◆ EXERCISE OBJECTIVE: Locate each line holding the string "regarding" and copy it.
※
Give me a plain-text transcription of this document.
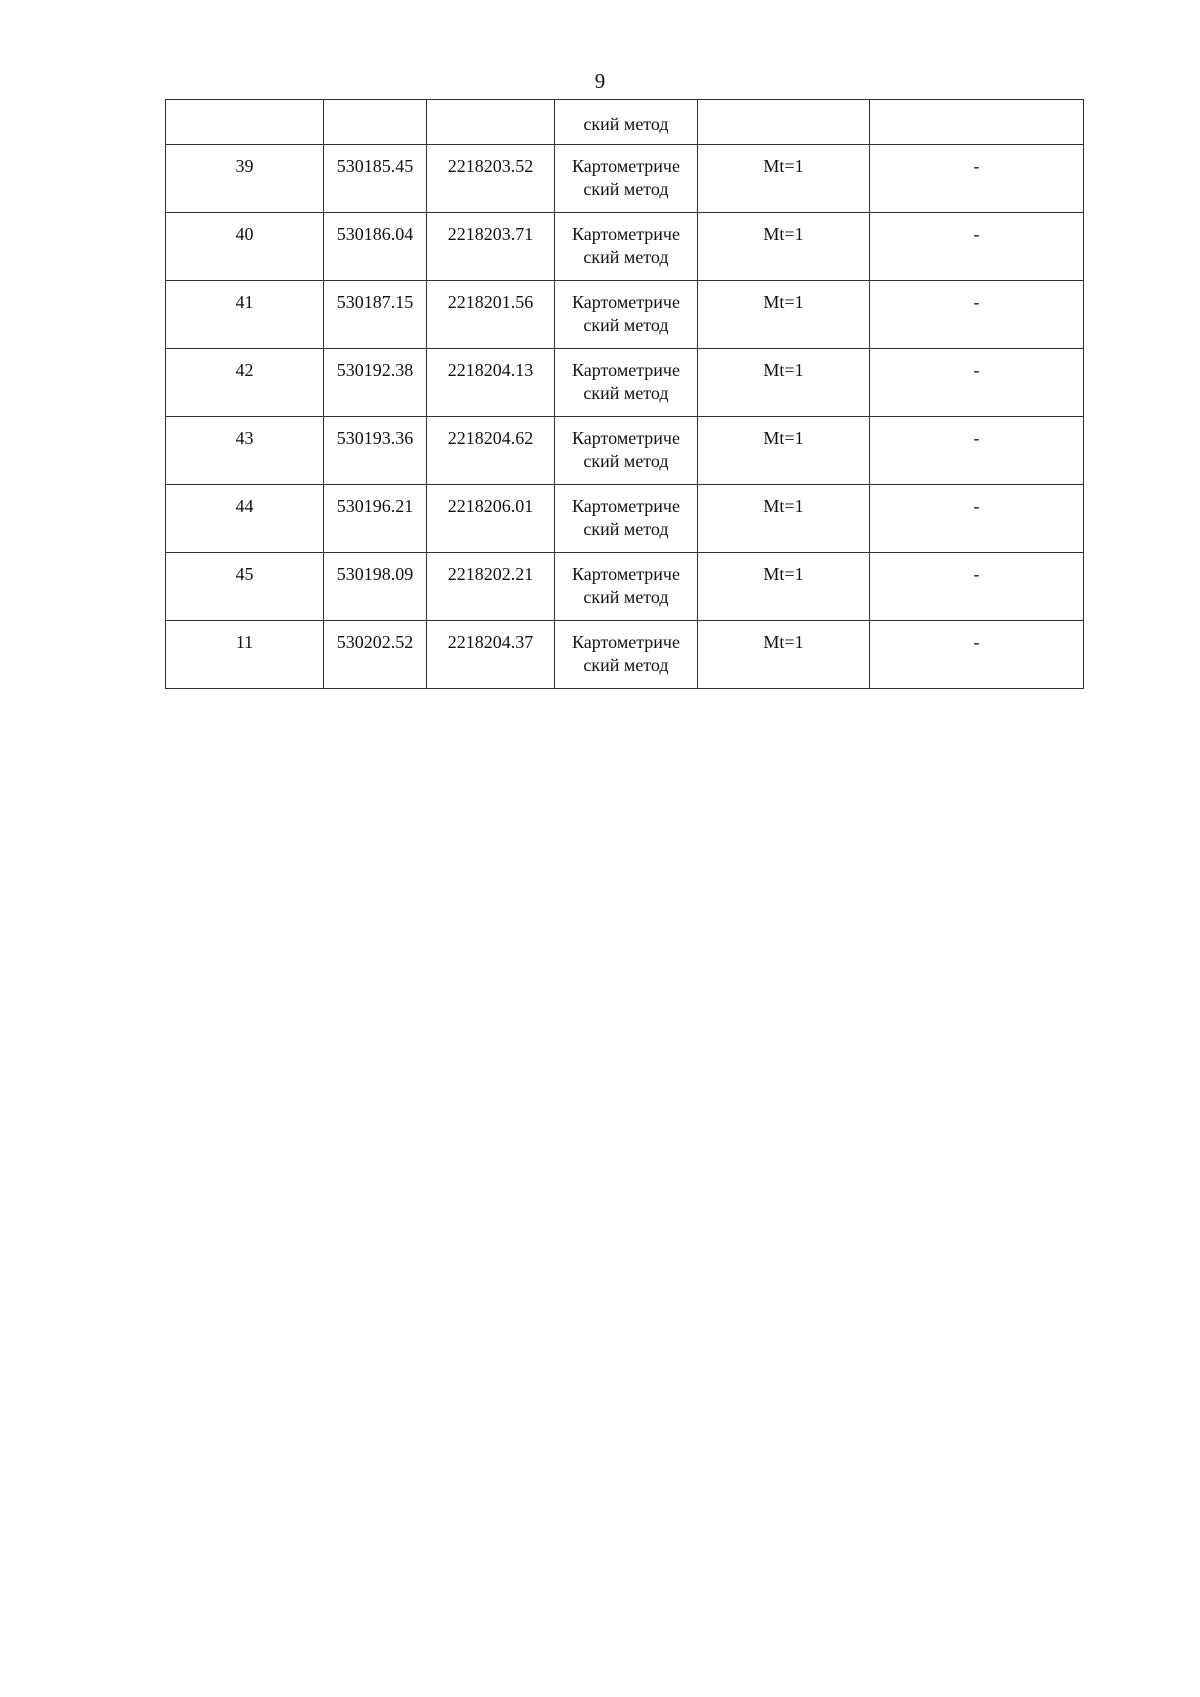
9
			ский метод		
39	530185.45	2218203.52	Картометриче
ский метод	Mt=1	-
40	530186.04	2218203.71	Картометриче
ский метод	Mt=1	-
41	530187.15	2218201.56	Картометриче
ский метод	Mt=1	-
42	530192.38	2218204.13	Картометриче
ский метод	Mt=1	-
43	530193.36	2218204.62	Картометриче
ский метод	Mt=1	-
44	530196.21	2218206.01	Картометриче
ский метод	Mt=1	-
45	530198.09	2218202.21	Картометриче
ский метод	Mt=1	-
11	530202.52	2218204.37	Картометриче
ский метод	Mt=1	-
※
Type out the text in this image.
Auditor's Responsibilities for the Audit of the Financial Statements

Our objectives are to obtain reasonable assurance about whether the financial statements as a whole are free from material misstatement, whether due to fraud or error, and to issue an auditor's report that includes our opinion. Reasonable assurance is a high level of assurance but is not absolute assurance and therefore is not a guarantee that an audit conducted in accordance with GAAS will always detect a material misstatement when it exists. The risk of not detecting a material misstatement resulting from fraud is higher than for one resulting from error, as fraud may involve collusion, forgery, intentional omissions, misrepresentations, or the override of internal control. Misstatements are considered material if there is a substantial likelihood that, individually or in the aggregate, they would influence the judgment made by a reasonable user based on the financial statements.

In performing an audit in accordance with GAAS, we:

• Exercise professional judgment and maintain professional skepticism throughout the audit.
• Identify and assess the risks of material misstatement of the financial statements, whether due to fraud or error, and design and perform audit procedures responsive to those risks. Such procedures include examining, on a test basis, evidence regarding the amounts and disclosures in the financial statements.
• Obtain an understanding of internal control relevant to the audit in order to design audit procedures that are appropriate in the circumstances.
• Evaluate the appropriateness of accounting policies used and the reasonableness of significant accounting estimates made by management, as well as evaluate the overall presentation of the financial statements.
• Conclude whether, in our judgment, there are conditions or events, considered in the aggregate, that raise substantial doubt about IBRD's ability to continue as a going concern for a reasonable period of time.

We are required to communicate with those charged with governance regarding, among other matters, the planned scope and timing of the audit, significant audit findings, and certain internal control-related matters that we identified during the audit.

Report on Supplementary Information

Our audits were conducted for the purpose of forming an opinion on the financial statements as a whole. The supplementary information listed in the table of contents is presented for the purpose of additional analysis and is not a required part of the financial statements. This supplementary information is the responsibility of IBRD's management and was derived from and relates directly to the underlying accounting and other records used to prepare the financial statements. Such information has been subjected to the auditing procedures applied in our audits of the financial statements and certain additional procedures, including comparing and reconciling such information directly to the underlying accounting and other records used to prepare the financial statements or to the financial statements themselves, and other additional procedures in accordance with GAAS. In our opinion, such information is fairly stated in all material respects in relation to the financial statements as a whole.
※
◆ FULL SOLUTION:
• Identify and assess the risks of material misstatement of the financial statements, whether due to fraud or error, and design and perform audit procedures responsive to those risks. Such procedures include examining, on a test basis, evidence regarding the amounts and disclosures in the financial statements.
We are required to communicate with those charged with governance regarding, among other matters, the planned scope and timing of the audit, significant audit findings, and certain internal control-related matters that we identified during the audit.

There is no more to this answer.